[START OF Given records]
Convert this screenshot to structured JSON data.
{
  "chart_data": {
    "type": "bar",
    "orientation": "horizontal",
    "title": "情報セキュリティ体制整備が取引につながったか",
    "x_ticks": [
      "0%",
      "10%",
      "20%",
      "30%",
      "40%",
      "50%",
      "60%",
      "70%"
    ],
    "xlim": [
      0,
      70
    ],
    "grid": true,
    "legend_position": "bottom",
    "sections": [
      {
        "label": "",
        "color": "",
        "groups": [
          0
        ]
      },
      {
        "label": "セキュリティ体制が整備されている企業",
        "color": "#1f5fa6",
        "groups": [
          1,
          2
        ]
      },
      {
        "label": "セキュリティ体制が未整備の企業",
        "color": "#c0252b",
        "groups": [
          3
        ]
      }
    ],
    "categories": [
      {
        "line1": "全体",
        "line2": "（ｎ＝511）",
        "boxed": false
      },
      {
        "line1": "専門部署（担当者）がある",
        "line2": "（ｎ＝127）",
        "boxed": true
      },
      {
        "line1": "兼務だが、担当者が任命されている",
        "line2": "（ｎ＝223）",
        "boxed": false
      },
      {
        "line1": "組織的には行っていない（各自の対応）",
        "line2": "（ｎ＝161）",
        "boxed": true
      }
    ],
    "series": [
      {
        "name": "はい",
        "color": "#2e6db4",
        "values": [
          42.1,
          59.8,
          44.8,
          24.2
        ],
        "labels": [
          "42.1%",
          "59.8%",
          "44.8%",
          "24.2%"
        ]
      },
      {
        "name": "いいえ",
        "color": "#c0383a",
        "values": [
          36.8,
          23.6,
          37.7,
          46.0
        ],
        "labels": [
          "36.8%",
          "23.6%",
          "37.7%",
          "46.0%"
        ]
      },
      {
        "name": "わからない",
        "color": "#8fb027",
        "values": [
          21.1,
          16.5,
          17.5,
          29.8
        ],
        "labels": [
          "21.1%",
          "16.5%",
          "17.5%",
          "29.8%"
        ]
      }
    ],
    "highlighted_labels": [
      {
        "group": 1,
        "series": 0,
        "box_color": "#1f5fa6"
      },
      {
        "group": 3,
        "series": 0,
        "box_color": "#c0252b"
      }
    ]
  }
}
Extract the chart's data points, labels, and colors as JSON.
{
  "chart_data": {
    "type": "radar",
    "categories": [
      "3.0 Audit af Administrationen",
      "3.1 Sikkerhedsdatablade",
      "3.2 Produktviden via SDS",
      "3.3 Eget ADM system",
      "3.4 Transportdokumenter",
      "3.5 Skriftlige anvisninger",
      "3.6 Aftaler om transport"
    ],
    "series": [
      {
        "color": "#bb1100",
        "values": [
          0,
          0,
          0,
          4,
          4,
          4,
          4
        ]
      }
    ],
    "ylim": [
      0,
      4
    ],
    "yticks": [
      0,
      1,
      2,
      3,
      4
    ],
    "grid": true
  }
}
[END OF Given records]
Written request: Give the listing above again, word for word.

Response to the exercise:
Convert this screenshot to structured JSON data.
{
  "chart_data": {
    "type": "bar",
    "orientation": "horizontal",
    "title": "情報セキュリティ体制整備が取引につながったか",
    "x_ticks": [
      "0%",
      "10%",
      "20%",
      "30%",
      "40%",
      "50%",
      "60%",
      "70%"
    ],
    "xlim": [
      0,
      70
    ],
    "grid": true,
    "legend_position": "bottom",
    "sections": [
      {
        "label": "",
        "color": "",
        "groups": [
          0
        ]
      },
      {
        "label": "セキュリティ体制が整備されている企業",
        "color": "#1f5fa6",
        "groups": [
          1,
          2
        ]
      },
      {
        "label": "セキュリティ体制が未整備の企業",
        "color": "#c0252b",
        "groups": [
          3
        ]
      }
    ],
    "categories": [
      {
        "line1": "全体",
        "line2": "（ｎ＝511）",
        "boxed": false
      },
      {
        "line1": "専門部署（担当者）がある",
        "line2": "（ｎ＝127）",
        "boxed": true
      },
      {
        "line1": "兼務だが、担当者が任命されている",
        "line2": "（ｎ＝223）",
        "boxed": false
      },
      {
        "line1": "組織的には行っていない（各自の対応）",
        "line2": "（ｎ＝161）",
        "boxed": true
      }
    ],
    "series": [
      {
        "name": "はい",
        "color": "#2e6db4",
        "values": [
          42.1,
          59.8,
          44.8,
          24.2
        ],
        "labels": [
          "42.1%",
          "59.8%",
          "44.8%",
          "24.2%"
        ]
      },
      {
        "name": "いいえ",
        "color": "#c0383a",
        "values": [
          36.8,
          23.6,
          37.7,
          46.0
        ],
        "labels": [
          "36.8%",
          "23.6%",
          "37.7%",
          "46.0%"
        ]
      },
      {
        "name": "わからない",
        "color": "#8fb027",
        "values": [
          21.1,
          16.5,
          17.5,
          29.8
        ],
        "labels": [
          "21.1%",
          "16.5%",
          "17.5%",
          "29.8%"
        ]
      }
    ],
    "highlighted_labels": [
      {
        "group": 1,
        "series": 0,
        "box_color": "#1f5fa6"
      },
      {
        "group": 3,
        "series": 0,
        "box_color": "#c0252b"
      }
    ]
  }
}
Extract the chart's data points, labels, and colors as JSON.
{
  "chart_data": {
    "type": "radar",
    "categories": [
      "3.0 Audit af Administrationen",
      "3.1 Sikkerhedsdatablade",
      "3.2 Produktviden via SDS",
      "3.3 Eget ADM system",
      "3.4 Transportdokumenter",
      "3.5 Skriftlige anvisninger",
      "3.6 Aftaler om transport"
    ],
    "series": [
      {
        "color": "#bb1100",
        "values": [
          0,
          0,
          0,
          4,
          4,
          4,
          4
        ]
      }
    ],
    "ylim": [
      0,
      4
    ],
    "yticks": [
      0,
      1,
      2,
      3,
      4
    ],
    "grid": true
  }
}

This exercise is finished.